**DATA**
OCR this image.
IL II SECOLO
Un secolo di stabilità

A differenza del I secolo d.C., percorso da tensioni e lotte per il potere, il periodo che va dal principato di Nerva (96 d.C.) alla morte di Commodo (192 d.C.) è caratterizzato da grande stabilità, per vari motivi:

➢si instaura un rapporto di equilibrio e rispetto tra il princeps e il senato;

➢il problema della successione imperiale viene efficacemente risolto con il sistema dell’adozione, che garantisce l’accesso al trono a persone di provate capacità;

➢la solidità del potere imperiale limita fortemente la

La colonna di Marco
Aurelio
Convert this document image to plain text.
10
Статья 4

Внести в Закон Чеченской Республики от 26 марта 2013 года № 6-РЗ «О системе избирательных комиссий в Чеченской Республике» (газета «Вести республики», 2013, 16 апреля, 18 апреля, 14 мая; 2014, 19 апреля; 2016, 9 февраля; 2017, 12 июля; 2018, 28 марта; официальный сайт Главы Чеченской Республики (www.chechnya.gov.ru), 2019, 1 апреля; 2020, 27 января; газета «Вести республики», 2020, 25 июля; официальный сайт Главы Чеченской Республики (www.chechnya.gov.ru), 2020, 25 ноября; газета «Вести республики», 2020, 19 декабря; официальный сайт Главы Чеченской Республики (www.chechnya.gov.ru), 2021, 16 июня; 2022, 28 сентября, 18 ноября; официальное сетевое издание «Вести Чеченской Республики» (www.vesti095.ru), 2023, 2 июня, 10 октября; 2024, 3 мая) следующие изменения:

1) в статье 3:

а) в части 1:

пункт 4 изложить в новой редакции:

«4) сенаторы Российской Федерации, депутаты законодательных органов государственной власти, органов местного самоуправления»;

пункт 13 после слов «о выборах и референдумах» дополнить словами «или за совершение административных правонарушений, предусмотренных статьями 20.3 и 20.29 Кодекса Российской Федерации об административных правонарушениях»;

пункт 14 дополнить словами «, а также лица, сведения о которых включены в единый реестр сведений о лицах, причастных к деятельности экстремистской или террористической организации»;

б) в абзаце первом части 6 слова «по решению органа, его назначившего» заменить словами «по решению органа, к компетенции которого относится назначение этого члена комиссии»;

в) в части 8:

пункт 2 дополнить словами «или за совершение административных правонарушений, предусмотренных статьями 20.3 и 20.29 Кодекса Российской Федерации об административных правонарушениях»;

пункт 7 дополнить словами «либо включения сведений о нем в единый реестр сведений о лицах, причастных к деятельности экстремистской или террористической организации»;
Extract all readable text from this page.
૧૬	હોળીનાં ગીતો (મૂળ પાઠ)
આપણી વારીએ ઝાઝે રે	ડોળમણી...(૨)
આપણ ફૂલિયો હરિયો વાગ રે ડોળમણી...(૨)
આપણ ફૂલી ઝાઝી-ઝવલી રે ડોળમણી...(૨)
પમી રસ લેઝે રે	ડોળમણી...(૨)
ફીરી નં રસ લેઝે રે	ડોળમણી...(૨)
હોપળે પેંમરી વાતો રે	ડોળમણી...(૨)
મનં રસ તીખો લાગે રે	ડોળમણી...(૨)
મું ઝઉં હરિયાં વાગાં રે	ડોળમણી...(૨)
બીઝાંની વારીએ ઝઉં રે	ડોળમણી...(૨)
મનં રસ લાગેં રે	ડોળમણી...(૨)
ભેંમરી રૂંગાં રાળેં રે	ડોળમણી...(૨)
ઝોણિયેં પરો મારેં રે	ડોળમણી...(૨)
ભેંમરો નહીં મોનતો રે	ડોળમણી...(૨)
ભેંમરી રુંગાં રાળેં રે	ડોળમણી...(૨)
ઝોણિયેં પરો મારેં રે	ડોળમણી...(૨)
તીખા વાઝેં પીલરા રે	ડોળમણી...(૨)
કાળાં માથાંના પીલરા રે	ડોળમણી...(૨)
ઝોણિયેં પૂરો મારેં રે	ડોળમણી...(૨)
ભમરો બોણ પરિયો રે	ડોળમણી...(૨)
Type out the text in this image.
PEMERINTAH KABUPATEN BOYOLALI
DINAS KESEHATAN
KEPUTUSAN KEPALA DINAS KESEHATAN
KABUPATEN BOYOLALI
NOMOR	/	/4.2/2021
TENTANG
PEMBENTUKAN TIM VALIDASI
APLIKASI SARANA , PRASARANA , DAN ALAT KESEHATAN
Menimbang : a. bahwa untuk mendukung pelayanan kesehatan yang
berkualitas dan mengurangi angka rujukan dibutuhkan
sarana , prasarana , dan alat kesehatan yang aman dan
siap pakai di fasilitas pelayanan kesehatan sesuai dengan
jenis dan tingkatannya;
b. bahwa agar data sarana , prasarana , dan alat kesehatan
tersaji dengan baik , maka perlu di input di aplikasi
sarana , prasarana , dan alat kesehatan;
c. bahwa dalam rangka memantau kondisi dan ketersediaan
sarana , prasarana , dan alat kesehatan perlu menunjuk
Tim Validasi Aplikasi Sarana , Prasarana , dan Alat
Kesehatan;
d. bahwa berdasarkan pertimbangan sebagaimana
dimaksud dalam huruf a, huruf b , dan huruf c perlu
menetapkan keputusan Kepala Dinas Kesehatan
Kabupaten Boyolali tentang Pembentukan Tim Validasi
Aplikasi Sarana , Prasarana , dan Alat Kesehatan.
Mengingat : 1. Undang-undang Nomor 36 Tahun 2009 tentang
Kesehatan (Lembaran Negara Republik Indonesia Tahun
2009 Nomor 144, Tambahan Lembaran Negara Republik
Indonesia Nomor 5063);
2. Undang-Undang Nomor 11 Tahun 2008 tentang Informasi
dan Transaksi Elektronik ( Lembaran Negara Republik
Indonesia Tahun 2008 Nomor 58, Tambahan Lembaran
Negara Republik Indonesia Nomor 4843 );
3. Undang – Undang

**EXERCISE**
Repeat all the entries exactly as given.

**SOLUTION FOR THIS EXERCISE**
OCR this image.
IL II SECOLO
Un secolo di stabilità

A differenza del I secolo d.C., percorso da tensioni e lotte per il potere, il periodo che va dal principato di Nerva (96 d.C.) alla morte di Commodo (192 d.C.) è caratterizzato da grande stabilità, per vari motivi:

➢si instaura un rapporto di equilibrio e rispetto tra il princeps e il senato;

➢il problema della successione imperiale viene efficacemente risolto con il sistema dell’adozione, che garantisce l’accesso al trono a persone di provate capacità;

➢la solidità del potere imperiale limita fortemente la

La colonna di Marco
Aurelio
Convert this document image to plain text.
10
Статья 4

Внести в Закон Чеченской Республики от 26 марта 2013 года № 6-РЗ «О системе избирательных комиссий в Чеченской Республике» (газета «Вести республики», 2013, 16 апреля, 18 апреля, 14 мая; 2014, 19 апреля; 2016, 9 февраля; 2017, 12 июля; 2018, 28 марта; официальный сайт Главы Чеченской Республики (www.chechnya.gov.ru), 2019, 1 апреля; 2020, 27 января; газета «Вести республики», 2020, 25 июля; официальный сайт Главы Чеченской Республики (www.chechnya.gov.ru), 2020, 25 ноября; газета «Вести республики», 2020, 19 декабря; официальный сайт Главы Чеченской Республики (www.chechnya.gov.ru), 2021, 16 июня; 2022, 28 сентября, 18 ноября; официальное сетевое издание «Вести Чеченской Республики» (www.vesti095.ru), 2023, 2 июня, 10 октября; 2024, 3 мая) следующие изменения:

1) в статье 3:

а) в части 1:

пункт 4 изложить в новой редакции:

«4) сенаторы Российской Федерации, депутаты законодательных органов государственной власти, органов местного самоуправления»;

пункт 13 после слов «о выборах и референдумах» дополнить словами «или за совершение административных правонарушений, предусмотренных статьями 20.3 и 20.29 Кодекса Российской Федерации об административных правонарушениях»;

пункт 14 дополнить словами «, а также лица, сведения о которых включены в единый реестр сведений о лицах, причастных к деятельности экстремистской или террористической организации»;

б) в абзаце первом части 6 слова «по решению органа, его назначившего» заменить словами «по решению органа, к компетенции которого относится назначение этого члена комиссии»;

в) в части 8:

пункт 2 дополнить словами «или за совершение административных правонарушений, предусмотренных статьями 20.3 и 20.29 Кодекса Российской Федерации об административных правонарушениях»;

пункт 7 дополнить словами «либо включения сведений о нем в единый реестр сведений о лицах, причастных к деятельности экстремистской или террористической организации»;
Extract all readable text from this page.
૧૬	હોળીનાં ગીતો (મૂળ પાઠ)
આપણી વારીએ ઝાઝે રે	ડોળમણી...(૨)
આપણ ફૂલિયો હરિયો વાગ રે ડોળમણી...(૨)
આપણ ફૂલી ઝાઝી-ઝવલી રે ડોળમણી...(૨)
પમી રસ લેઝે રે	ડોળમણી...(૨)
ફીરી નં રસ લેઝે રે	ડોળમણી...(૨)
હોપળે પેંમરી વાતો રે	ડોળમણી...(૨)
મનં રસ તીખો લાગે રે	ડોળમણી...(૨)
મું ઝઉં હરિયાં વાગાં રે	ડોળમણી...(૨)
બીઝાંની વારીએ ઝઉં રે	ડોળમણી...(૨)
મનં રસ લાગેં રે	ડોળમણી...(૨)
ભેંમરી રૂંગાં રાળેં રે	ડોળમણી...(૨)
ઝોણિયેં પરો મારેં રે	ડોળમણી...(૨)
ભેંમરો નહીં મોનતો રે	ડોળમણી...(૨)
ભેંમરી રુંગાં રાળેં રે	ડોળમણી...(૨)
ઝોણિયેં પરો મારેં રે	ડોળમણી...(૨)
તીખા વાઝેં પીલરા રે	ડોળમણી...(૨)
કાળાં માથાંના પીલરા રે	ડોળમણી...(૨)
ઝોણિયેં પૂરો મારેં રે	ડોળમણી...(૨)
ભમરો બોણ પરિયો રે	ડોળમણી...(૨)
Type out the text in this image.
PEMERINTAH KABUPATEN BOYOLALI
DINAS KESEHATAN
KEPUTUSAN KEPALA DINAS KESEHATAN
KABUPATEN BOYOLALI
NOMOR	/	/4.2/2021
TENTANG
PEMBENTUKAN TIM VALIDASI
APLIKASI SARANA , PRASARANA , DAN ALAT KESEHATAN
Menimbang : a. bahwa untuk mendukung pelayanan kesehatan yang
berkualitas dan mengurangi angka rujukan dibutuhkan
sarana , prasarana , dan alat kesehatan yang aman dan
siap pakai di fasilitas pelayanan kesehatan sesuai dengan
jenis dan tingkatannya;
b. bahwa agar data sarana , prasarana , dan alat kesehatan
tersaji dengan baik , maka perlu di input di aplikasi
sarana , prasarana , dan alat kesehatan;
c. bahwa dalam rangka memantau kondisi dan ketersediaan
sarana , prasarana , dan alat kesehatan perlu menunjuk
Tim Validasi Aplikasi Sarana , Prasarana , dan Alat
Kesehatan;
d. bahwa berdasarkan pertimbangan sebagaimana
dimaksud dalam huruf a, huruf b , dan huruf c perlu
menetapkan keputusan Kepala Dinas Kesehatan
Kabupaten Boyolali tentang Pembentukan Tim Validasi
Aplikasi Sarana , Prasarana , dan Alat Kesehatan.
Mengingat : 1. Undang-undang Nomor 36 Tahun 2009 tentang
Kesehatan (Lembaran Negara Republik Indonesia Tahun
2009 Nomor 144, Tambahan Lembaran Negara Republik
Indonesia Nomor 5063);
2. Undang-Undang Nomor 11 Tahun 2008 tentang Informasi
dan Transaksi Elektronik ( Lembaran Negara Republik
Indonesia Tahun 2008 Nomor 58, Tambahan Lembaran
Negara Republik Indonesia Nomor 4843 );
3. Undang – Undang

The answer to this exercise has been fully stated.